▶ [The task] Strip the pictures and reproduce the rest of the listing exactly.

▶ [Provided information]
++++++++++++++++++++

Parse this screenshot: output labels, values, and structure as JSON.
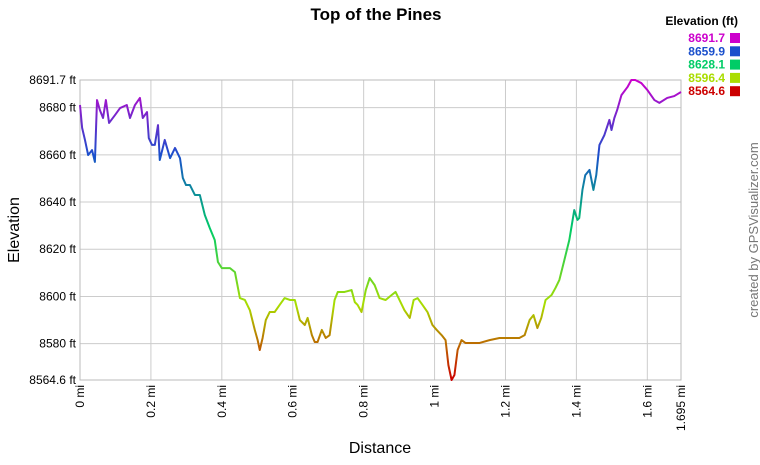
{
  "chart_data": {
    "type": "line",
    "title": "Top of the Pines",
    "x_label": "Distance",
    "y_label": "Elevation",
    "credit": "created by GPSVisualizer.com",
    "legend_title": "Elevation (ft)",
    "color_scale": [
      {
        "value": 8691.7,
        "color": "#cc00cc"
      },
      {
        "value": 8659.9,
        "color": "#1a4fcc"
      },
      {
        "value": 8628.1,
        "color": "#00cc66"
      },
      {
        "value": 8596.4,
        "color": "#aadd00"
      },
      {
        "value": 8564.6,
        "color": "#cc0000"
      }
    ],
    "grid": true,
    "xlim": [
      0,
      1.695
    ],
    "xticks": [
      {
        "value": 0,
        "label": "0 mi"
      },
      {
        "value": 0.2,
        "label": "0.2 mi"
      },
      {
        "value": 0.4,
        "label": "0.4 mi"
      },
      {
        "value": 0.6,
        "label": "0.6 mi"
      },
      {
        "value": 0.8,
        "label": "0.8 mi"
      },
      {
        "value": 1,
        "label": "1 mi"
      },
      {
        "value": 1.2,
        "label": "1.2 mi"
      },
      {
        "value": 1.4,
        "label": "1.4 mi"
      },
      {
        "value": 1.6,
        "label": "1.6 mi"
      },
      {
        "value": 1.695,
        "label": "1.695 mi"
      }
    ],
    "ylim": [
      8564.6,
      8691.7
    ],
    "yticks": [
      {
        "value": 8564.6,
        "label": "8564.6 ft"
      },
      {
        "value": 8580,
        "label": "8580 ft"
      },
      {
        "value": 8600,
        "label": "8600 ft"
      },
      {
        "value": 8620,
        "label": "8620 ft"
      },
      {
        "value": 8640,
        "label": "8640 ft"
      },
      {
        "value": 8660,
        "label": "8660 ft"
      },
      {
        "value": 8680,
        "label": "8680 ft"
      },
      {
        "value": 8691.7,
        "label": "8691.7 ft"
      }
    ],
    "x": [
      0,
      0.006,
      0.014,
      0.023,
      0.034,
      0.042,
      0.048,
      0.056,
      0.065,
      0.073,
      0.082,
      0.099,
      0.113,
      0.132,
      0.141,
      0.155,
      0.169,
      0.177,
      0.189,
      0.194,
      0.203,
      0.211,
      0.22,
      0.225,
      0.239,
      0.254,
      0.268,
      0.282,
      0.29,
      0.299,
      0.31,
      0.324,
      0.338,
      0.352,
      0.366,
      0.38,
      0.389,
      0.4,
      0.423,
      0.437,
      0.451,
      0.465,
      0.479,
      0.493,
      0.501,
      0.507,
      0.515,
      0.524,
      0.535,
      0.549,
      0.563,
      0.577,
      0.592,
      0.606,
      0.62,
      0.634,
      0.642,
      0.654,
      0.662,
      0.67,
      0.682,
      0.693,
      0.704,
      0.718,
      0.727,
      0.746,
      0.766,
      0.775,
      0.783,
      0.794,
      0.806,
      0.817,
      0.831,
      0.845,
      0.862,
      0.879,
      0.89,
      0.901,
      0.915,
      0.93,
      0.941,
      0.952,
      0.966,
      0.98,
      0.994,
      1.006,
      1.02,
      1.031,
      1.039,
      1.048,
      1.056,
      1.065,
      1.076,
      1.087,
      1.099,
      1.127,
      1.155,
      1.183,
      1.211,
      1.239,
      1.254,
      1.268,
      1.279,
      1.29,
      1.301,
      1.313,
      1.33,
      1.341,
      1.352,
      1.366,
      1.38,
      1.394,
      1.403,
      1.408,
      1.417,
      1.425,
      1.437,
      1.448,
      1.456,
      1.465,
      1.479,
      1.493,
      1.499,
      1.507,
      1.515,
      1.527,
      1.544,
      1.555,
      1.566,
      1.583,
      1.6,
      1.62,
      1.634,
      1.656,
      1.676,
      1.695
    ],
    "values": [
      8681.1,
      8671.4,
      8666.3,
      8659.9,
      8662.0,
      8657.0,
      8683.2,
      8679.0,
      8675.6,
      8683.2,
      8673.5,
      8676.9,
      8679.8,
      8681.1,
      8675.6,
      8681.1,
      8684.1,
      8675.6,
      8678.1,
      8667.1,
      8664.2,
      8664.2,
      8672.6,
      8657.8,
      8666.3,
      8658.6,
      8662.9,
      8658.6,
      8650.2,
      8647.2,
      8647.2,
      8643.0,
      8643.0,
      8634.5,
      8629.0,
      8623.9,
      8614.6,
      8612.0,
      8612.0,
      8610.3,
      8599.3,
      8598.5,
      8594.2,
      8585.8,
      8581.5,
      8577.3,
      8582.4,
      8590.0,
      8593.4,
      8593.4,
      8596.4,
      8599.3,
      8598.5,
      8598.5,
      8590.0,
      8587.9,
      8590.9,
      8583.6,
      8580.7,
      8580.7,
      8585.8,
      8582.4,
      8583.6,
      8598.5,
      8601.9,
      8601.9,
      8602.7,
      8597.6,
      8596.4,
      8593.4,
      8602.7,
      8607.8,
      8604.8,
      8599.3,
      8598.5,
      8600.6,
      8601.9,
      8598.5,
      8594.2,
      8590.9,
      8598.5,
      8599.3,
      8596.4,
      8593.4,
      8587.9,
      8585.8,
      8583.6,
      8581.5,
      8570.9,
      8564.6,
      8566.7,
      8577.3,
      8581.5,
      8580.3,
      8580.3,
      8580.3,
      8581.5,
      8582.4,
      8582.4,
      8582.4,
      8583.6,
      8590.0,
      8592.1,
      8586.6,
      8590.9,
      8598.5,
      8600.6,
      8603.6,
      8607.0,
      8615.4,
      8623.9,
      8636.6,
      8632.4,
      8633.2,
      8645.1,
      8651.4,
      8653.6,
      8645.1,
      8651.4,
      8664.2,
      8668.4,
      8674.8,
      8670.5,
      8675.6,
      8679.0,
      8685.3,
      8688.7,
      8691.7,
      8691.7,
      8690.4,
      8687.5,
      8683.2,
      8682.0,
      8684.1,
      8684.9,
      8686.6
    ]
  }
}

++++++++++++++++++++

▶ [Exercise output]
Parse this screenshot: output labels, values, and structure as JSON.
{
  "chart_data": {
    "type": "line",
    "title": "Top of the Pines",
    "x_label": "Distance",
    "y_label": "Elevation",
    "credit": "created by GPSVisualizer.com",
    "legend_title": "Elevation (ft)",
    "color_scale": [
      {
        "value": 8691.7,
        "color": "#cc00cc"
      },
      {
        "value": 8659.9,
        "color": "#1a4fcc"
      },
      {
        "value": 8628.1,
        "color": "#00cc66"
      },
      {
        "value": 8596.4,
        "color": "#aadd00"
      },
      {
        "value": 8564.6,
        "color": "#cc0000"
      }
    ],
    "grid": true,
    "xlim": [
      0,
      1.695
    ],
    "xticks": [
      {
        "value": 0,
        "label": "0 mi"
      },
      {
        "value": 0.2,
        "label": "0.2 mi"
      },
      {
        "value": 0.4,
        "label": "0.4 mi"
      },
      {
        "value": 0.6,
        "label": "0.6 mi"
      },
      {
        "value": 0.8,
        "label": "0.8 mi"
      },
      {
        "value": 1,
        "label": "1 mi"
      },
      {
        "value": 1.2,
        "label": "1.2 mi"
      },
      {
        "value": 1.4,
        "label": "1.4 mi"
      },
      {
        "value": 1.6,
        "label": "1.6 mi"
      },
      {
        "value": 1.695,
        "label": "1.695 mi"
      }
    ],
    "ylim": [
      8564.6,
      8691.7
    ],
    "yticks": [
      {
        "value": 8564.6,
        "label": "8564.6 ft"
      },
      {
        "value": 8580,
        "label": "8580 ft"
      },
      {
        "value": 8600,
        "label": "8600 ft"
      },
      {
        "value": 8620,
        "label": "8620 ft"
      },
      {
        "value": 8640,
        "label": "8640 ft"
      },
      {
        "value": 8660,
        "label": "8660 ft"
      },
      {
        "value": 8680,
        "label": "8680 ft"
      },
      {
        "value": 8691.7,
        "label": "8691.7 ft"
      }
    ],
    "x": [
      0,
      0.006,
      0.014,
      0.023,
      0.034,
      0.042,
      0.048,
      0.056,
      0.065,
      0.073,
      0.082,
      0.099,
      0.113,
      0.132,
      0.141,
      0.155,
      0.169,
      0.177,
      0.189,
      0.194,
      0.203,
      0.211,
      0.22,
      0.225,
      0.239,
      0.254,
      0.268,
      0.282,
      0.29,
      0.299,
      0.31,
      0.324,
      0.338,
      0.352,
      0.366,
      0.38,
      0.389,
      0.4,
      0.423,
      0.437,
      0.451,
      0.465,
      0.479,
      0.493,
      0.501,
      0.507,
      0.515,
      0.524,
      0.535,
      0.549,
      0.563,
      0.577,
      0.592,
      0.606,
      0.62,
      0.634,
      0.642,
      0.654,
      0.662,
      0.67,
      0.682,
      0.693,
      0.704,
      0.718,
      0.727,
      0.746,
      0.766,
      0.775,
      0.783,
      0.794,
      0.806,
      0.817,
      0.831,
      0.845,
      0.862,
      0.879,
      0.89,
      0.901,
      0.915,
      0.93,
      0.941,
      0.952,
      0.966,
      0.98,
      0.994,
      1.006,
      1.02,
      1.031,
      1.039,
      1.048,
      1.056,
      1.065,
      1.076,
      1.087,
      1.099,
      1.127,
      1.155,
      1.183,
      1.211,
      1.239,
      1.254,
      1.268,
      1.279,
      1.29,
      1.301,
      1.313,
      1.33,
      1.341,
      1.352,
      1.366,
      1.38,
      1.394,
      1.403,
      1.408,
      1.417,
      1.425,
      1.437,
      1.448,
      1.456,
      1.465,
      1.479,
      1.493,
      1.499,
      1.507,
      1.515,
      1.527,
      1.544,
      1.555,
      1.566,
      1.583,
      1.6,
      1.62,
      1.634,
      1.656,
      1.676,
      1.695
    ],
    "values": [
      8681.1,
      8671.4,
      8666.3,
      8659.9,
      8662.0,
      8657.0,
      8683.2,
      8679.0,
      8675.6,
      8683.2,
      8673.5,
      8676.9,
      8679.8,
      8681.1,
      8675.6,
      8681.1,
      8684.1,
      8675.6,
      8678.1,
      8667.1,
      8664.2,
      8664.2,
      8672.6,
      8657.8,
      8666.3,
      8658.6,
      8662.9,
      8658.6,
      8650.2,
      8647.2,
      8647.2,
      8643.0,
      8643.0,
      8634.5,
      8629.0,
      8623.9,
      8614.6,
      8612.0,
      8612.0,
      8610.3,
      8599.3,
      8598.5,
      8594.2,
      8585.8,
      8581.5,
      8577.3,
      8582.4,
      8590.0,
      8593.4,
      8593.4,
      8596.4,
      8599.3,
      8598.5,
      8598.5,
      8590.0,
      8587.9,
      8590.9,
      8583.6,
      8580.7,
      8580.7,
      8585.8,
      8582.4,
      8583.6,
      8598.5,
      8601.9,
      8601.9,
      8602.7,
      8597.6,
      8596.4,
      8593.4,
      8602.7,
      8607.8,
      8604.8,
      8599.3,
      8598.5,
      8600.6,
      8601.9,
      8598.5,
      8594.2,
      8590.9,
      8598.5,
      8599.3,
      8596.4,
      8593.4,
      8587.9,
      8585.8,
      8583.6,
      8581.5,
      8570.9,
      8564.6,
      8566.7,
      8577.3,
      8581.5,
      8580.3,
      8580.3,
      8580.3,
      8581.5,
      8582.4,
      8582.4,
      8582.4,
      8583.6,
      8590.0,
      8592.1,
      8586.6,
      8590.9,
      8598.5,
      8600.6,
      8603.6,
      8607.0,
      8615.4,
      8623.9,
      8636.6,
      8632.4,
      8633.2,
      8645.1,
      8651.4,
      8653.6,
      8645.1,
      8651.4,
      8664.2,
      8668.4,
      8674.8,
      8670.5,
      8675.6,
      8679.0,
      8685.3,
      8688.7,
      8691.7,
      8691.7,
      8690.4,
      8687.5,
      8683.2,
      8682.0,
      8684.1,
      8684.9,
      8686.6
    ]
  }
}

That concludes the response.